#### Supplied data

## Start

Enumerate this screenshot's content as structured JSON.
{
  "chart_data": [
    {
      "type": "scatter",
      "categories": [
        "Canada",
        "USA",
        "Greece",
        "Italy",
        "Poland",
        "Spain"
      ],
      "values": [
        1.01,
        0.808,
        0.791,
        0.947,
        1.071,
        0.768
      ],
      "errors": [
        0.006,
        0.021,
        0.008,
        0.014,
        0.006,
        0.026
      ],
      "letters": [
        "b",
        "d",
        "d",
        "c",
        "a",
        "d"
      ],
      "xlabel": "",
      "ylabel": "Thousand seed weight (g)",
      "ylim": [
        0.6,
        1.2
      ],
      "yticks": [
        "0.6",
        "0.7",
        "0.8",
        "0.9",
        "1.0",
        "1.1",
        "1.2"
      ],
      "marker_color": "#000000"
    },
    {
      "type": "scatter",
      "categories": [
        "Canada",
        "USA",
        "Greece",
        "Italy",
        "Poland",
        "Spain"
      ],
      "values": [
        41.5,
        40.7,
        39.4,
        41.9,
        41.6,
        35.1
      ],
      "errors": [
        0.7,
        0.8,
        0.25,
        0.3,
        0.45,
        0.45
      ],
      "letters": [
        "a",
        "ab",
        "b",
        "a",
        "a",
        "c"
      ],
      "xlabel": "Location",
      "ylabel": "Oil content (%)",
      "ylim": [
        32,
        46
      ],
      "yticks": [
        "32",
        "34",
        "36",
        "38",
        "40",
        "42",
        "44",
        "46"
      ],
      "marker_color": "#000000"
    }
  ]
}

## End

#### Task to carry out
Return the material exactly as it stands.

#### Answer to this exercise
Enumerate this screenshot's content as structured JSON.
{
  "chart_data": [
    {
      "type": "scatter",
      "categories": [
        "Canada",
        "USA",
        "Greece",
        "Italy",
        "Poland",
        "Spain"
      ],
      "values": [
        1.01,
        0.808,
        0.791,
        0.947,
        1.071,
        0.768
      ],
      "errors": [
        0.006,
        0.021,
        0.008,
        0.014,
        0.006,
        0.026
      ],
      "letters": [
        "b",
        "d",
        "d",
        "c",
        "a",
        "d"
      ],
      "xlabel": "",
      "ylabel": "Thousand seed weight (g)",
      "ylim": [
        0.6,
        1.2
      ],
      "yticks": [
        "0.6",
        "0.7",
        "0.8",
        "0.9",
        "1.0",
        "1.1",
        "1.2"
      ],
      "marker_color": "#000000"
    },
    {
      "type": "scatter",
      "categories": [
        "Canada",
        "USA",
        "Greece",
        "Italy",
        "Poland",
        "Spain"
      ],
      "values": [
        41.5,
        40.7,
        39.4,
        41.9,
        41.6,
        35.1
      ],
      "errors": [
        0.7,
        0.8,
        0.25,
        0.3,
        0.45,
        0.45
      ],
      "letters": [
        "a",
        "ab",
        "b",
        "a",
        "a",
        "c"
      ],
      "xlabel": "Location",
      "ylabel": "Oil content (%)",
      "ylim": [
        32,
        46
      ],
      "yticks": [
        "32",
        "34",
        "36",
        "38",
        "40",
        "42",
        "44",
        "46"
      ],
      "marker_color": "#000000"
    }
  ]
}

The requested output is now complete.